_Data records:_
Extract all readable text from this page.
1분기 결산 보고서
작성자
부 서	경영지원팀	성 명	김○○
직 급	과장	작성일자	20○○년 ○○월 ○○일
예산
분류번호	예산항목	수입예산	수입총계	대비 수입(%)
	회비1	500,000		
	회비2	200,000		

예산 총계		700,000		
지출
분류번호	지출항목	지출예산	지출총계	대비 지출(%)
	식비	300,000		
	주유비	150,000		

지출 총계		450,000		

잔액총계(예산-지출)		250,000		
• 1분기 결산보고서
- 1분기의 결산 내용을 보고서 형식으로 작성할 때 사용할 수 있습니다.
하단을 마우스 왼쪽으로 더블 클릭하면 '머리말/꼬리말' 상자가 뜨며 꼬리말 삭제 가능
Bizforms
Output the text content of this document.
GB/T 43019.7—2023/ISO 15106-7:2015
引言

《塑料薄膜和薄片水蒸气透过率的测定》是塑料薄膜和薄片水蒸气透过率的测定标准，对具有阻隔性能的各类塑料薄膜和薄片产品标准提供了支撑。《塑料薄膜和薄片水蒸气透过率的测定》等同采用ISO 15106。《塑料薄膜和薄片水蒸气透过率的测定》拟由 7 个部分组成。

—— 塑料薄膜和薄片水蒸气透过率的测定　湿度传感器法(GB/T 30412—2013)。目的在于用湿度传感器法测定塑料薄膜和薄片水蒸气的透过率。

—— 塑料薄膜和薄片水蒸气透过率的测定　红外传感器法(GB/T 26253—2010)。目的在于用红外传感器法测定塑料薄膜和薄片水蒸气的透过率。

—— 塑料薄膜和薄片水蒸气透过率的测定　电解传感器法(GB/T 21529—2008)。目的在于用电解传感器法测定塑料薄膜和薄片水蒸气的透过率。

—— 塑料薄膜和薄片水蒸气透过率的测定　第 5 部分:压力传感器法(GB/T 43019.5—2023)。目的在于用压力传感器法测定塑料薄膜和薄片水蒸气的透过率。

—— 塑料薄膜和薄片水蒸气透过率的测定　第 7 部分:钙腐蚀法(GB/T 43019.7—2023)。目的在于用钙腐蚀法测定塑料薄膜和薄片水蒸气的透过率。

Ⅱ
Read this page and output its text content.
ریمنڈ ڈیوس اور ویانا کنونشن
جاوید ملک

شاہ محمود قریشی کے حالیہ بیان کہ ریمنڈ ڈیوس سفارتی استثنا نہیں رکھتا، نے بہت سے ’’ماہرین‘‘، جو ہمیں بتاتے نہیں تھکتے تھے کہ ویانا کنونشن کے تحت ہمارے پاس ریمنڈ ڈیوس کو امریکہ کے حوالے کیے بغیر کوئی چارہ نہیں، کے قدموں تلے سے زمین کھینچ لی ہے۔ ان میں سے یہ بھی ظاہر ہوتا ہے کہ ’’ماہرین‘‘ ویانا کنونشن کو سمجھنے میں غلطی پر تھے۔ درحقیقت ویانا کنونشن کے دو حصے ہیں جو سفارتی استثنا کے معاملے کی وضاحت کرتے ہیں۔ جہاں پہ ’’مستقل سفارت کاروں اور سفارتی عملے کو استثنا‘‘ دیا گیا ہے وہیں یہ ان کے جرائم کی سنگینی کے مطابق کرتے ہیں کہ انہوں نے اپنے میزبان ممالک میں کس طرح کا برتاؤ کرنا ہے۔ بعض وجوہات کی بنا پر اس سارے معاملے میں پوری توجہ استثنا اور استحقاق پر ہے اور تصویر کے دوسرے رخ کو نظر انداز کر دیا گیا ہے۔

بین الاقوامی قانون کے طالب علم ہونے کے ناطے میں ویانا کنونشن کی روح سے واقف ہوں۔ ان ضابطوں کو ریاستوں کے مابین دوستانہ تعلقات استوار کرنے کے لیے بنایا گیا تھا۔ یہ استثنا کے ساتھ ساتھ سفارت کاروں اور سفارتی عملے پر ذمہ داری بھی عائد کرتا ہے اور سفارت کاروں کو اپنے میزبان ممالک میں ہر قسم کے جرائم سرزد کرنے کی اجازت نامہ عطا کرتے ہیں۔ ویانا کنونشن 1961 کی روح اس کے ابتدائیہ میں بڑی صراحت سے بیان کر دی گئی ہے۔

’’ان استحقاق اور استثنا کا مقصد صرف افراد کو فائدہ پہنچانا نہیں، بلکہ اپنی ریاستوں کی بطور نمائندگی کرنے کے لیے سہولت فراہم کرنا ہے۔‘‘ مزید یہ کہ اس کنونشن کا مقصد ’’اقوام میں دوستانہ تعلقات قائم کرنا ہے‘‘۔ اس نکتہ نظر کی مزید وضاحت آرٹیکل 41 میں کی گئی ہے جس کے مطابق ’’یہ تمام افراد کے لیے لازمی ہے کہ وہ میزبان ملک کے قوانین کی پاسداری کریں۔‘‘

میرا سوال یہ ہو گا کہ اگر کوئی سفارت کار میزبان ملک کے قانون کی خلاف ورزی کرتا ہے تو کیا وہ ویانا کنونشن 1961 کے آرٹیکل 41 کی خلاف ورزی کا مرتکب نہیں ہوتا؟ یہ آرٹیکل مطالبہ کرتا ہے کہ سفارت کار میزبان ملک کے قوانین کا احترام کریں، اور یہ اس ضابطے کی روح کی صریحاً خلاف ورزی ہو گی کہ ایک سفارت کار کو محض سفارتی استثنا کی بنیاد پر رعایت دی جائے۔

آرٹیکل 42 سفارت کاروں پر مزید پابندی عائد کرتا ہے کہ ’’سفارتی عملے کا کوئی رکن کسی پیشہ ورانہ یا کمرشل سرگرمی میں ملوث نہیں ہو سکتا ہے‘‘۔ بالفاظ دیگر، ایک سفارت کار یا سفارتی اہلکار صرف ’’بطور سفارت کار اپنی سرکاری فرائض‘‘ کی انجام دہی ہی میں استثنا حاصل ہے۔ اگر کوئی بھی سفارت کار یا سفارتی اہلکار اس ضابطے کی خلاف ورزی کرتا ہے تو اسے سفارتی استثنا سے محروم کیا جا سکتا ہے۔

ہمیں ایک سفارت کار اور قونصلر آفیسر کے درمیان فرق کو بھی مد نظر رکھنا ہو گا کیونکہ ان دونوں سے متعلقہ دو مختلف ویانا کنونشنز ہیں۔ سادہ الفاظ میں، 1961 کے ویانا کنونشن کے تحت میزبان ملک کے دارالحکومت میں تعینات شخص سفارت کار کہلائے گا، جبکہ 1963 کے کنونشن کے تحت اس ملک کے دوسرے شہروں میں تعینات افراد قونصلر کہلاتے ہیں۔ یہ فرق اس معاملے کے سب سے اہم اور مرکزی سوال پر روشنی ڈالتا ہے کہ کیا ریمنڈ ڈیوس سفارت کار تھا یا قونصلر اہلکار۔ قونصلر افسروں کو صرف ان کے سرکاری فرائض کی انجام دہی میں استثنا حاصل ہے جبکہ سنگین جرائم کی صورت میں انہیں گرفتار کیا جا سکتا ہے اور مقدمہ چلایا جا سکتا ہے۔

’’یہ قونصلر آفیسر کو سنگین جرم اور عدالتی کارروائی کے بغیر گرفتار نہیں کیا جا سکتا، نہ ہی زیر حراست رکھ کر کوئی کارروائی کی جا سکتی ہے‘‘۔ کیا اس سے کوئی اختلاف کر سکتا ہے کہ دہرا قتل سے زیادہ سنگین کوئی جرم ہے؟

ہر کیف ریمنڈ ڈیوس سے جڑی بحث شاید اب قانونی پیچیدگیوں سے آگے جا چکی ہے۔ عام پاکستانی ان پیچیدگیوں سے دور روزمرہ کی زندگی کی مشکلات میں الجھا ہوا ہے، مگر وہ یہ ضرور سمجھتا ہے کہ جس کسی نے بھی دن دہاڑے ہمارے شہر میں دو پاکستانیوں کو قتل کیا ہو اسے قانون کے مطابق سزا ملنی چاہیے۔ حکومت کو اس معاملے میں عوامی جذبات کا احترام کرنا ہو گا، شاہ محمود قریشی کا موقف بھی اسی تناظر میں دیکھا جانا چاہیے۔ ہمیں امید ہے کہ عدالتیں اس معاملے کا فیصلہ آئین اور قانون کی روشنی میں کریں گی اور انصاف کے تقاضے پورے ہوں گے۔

_Written problem:_ Identify the lines in the entries that hold "ورزی" and return each one.

_Response for this exercise:_
میرا سوال یہ ہو گا کہ اگر کوئی سفارت کار میزبان ملک کے قانون کی خلاف ورزی کرتا ہے تو کیا وہ ویانا کنونشن 1961 کے آرٹیکل 41 کی خلاف ورزی کا مرتکب نہیں ہوتا؟ یہ آرٹیکل مطالبہ کرتا ہے کہ سفارت کار میزبان ملک کے قوانین کا احترام کریں، اور یہ اس ضابطے کی روح کی صریحاً خلاف ورزی ہو گی کہ ایک سفارت کار کو محض سفارتی استثنا کی بنیاد پر رعایت دی جائے۔
آرٹیکل 42 سفارت کاروں پر مزید پابندی عائد کرتا ہے کہ ’’سفارتی عملے کا کوئی رکن کسی پیشہ ورانہ یا کمرشل سرگرمی میں ملوث نہیں ہو سکتا ہے‘‘۔ بالفاظ دیگر، ایک سفارت کار یا سفارتی اہلکار صرف ’’بطور سفارت کار اپنی سرکاری فرائض‘‘ کی انجام دہی ہی میں استثنا حاصل ہے۔ اگر کوئی بھی سفارت کار یا سفارتی اہلکار اس ضابطے کی خلاف ورزی کرتا ہے تو اسے سفارتی استثنا سے محروم کیا جا سکتا ہے۔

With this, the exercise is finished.